## Task brief
Transcribe the whole listing without a single picture.

## Data entries
※

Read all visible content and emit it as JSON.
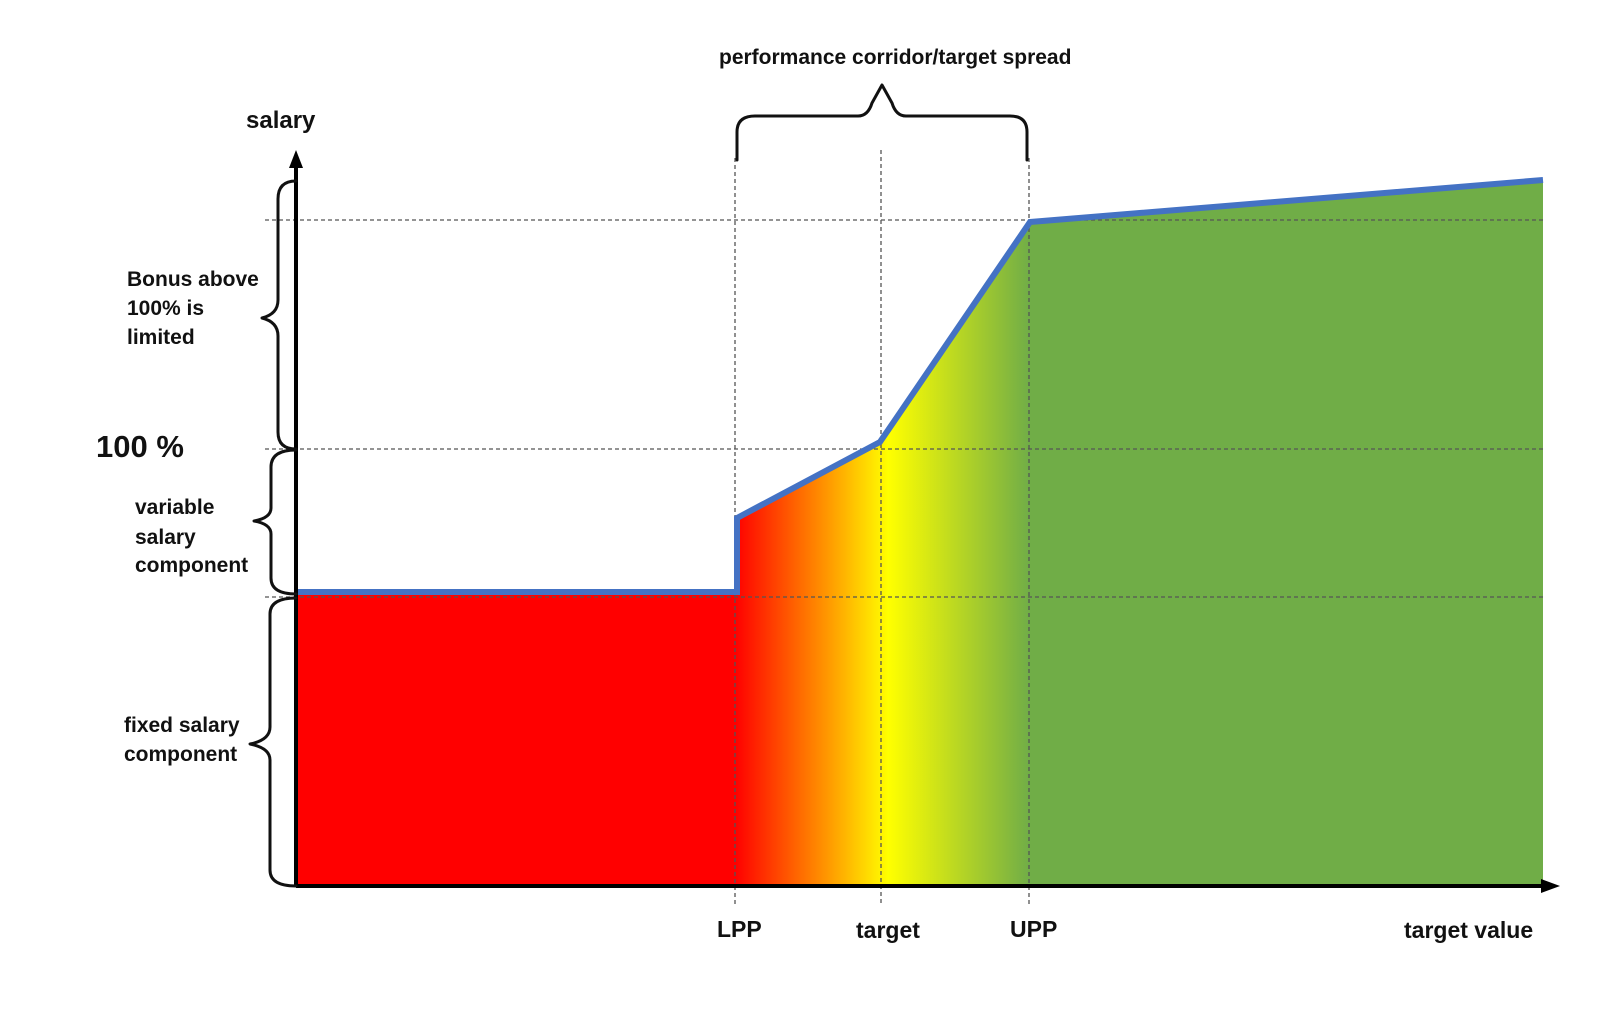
{
  "axes": {
    "y_label": "salary",
    "x_label": "target value"
  },
  "levels": {
    "hundred_percent": "100 %"
  },
  "side_labels": {
    "bonus": [
      "Bonus above",
      "100% is",
      "limited"
    ],
    "variable": [
      "variable",
      "salary",
      "component"
    ],
    "fixed": [
      "fixed salary",
      "component"
    ]
  },
  "corridor_label": "performance corridor/target spread",
  "x_ticks": [
    "LPP",
    "target",
    "UPP"
  ],
  "colors": {
    "curve": "#4472c4",
    "low": "#ff0000",
    "orange": "#ffa000",
    "mid": "#ffff00",
    "high": "#70ad47"
  }
}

※

## The result
Read all visible content and emit it as JSON.
{
  "axes": {
    "y_label": "salary",
    "x_label": "target value"
  },
  "levels": {
    "hundred_percent": "100 %"
  },
  "side_labels": {
    "bonus": [
      "Bonus above",
      "100% is",
      "limited"
    ],
    "variable": [
      "variable",
      "salary",
      "component"
    ],
    "fixed": [
      "fixed salary",
      "component"
    ]
  },
  "corridor_label": "performance corridor/target spread",
  "x_ticks": [
    "LPP",
    "target",
    "UPP"
  ],
  "colors": {
    "curve": "#4472c4",
    "low": "#ff0000",
    "orange": "#ffa000",
    "mid": "#ffff00",
    "high": "#70ad47"
  }
}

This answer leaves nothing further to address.